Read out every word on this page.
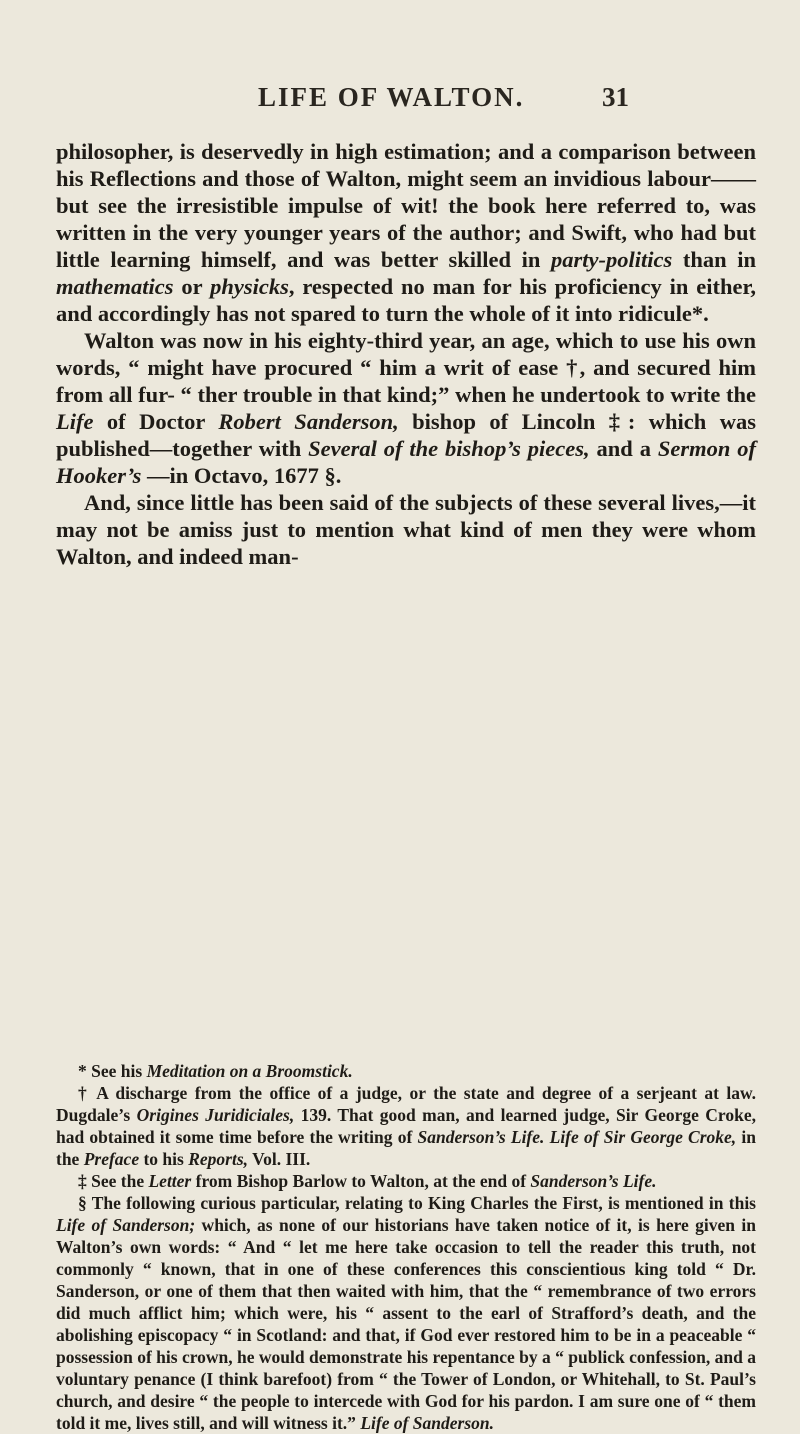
LIFE OF WALTON.	31

philosopher, is deservedly in high estimation; and a comparison between his Reflections and those of Walton, might seem an invidious labour——but see the irresistible impulse of wit! the book here referred to, was written in the very younger years of the author; and Swift, who had but little learning himself, and was better skilled in party-politics than in mathematics or physicks, respected no man for his proficiency in either, and accordingly has not spared to turn the whole of it into ridicule*.

Walton was now in his eighty-third year, an age, which to use his own words, “ might have procured “ him a writ of ease †, and secured him from all fur- “ ther trouble in that kind;” when he undertook to write the Life of Doctor Robert Sanderson, bishop of Lincoln ‡: which was published—together with Several of the bishop’s pieces, and a Sermon of Hooker’s —in Octavo, 1677 §.

And, since little has been said of the subjects of these several lives,—it may not be amiss just to mention what kind of men they were whom Walton, and indeed man-

* See his Meditation on a Broomstick.

† A discharge from the office of a judge, or the state and degree of a serjeant at law. Dugdale’s Origines Juridiciales, 139. That good man, and learned judge, Sir George Croke, had obtained it some time before the writing of Sanderson’s Life. Life of Sir George Croke, in the Preface to his Reports, Vol. III.

‡ See the Letter from Bishop Barlow to Walton, at the end of Sanderson’s Life.

§ The following curious particular, relating to King Charles the First, is mentioned in this Life of Sanderson; which, as none of our historians have taken notice of it, is here given in Walton’s own words: “ And “ let me here take occasion to tell the reader this truth, not commonly “ known, that in one of these conferences this conscientious king told “ Dr. Sanderson, or one of them that then waited with him, that the “ remembrance of two errors did much afflict him; which were, his “ assent to the earl of Strafford’s death, and the abolishing episcopacy “ in Scotland: and that, if God ever restored him to be in a peaceable “ possession of his crown, he would demonstrate his repentance by a “ publick confession, and a voluntary penance (I think barefoot) from “ the Tower of London, or Whitehall, to St. Paul’s church, and desire “ the people to intercede with God for his pardon. I am sure one of “ them told it me, lives still, and will witness it.” Life of Sanderson.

══════════════════════════════

### Request
Isolate each line of the listing above that includes "kind". Copy it.

### Output of the task
Walton was now in his eighty-third year, an age, which to use his own words, “ might have procured “ him a writ of ease †, and secured him from all fur- “ ther trouble in that kind;” when he undertook to write the Life of Doctor Robert Sanderson, bishop of Lincoln ‡: which was published—together with Several of the bishop’s pieces, and a Sermon of Hooker’s —in Octavo, 1677 §.
And, since little has been said of the subjects of these several lives,—it may not be amiss just to mention what kind of men they were whom Walton, and indeed man-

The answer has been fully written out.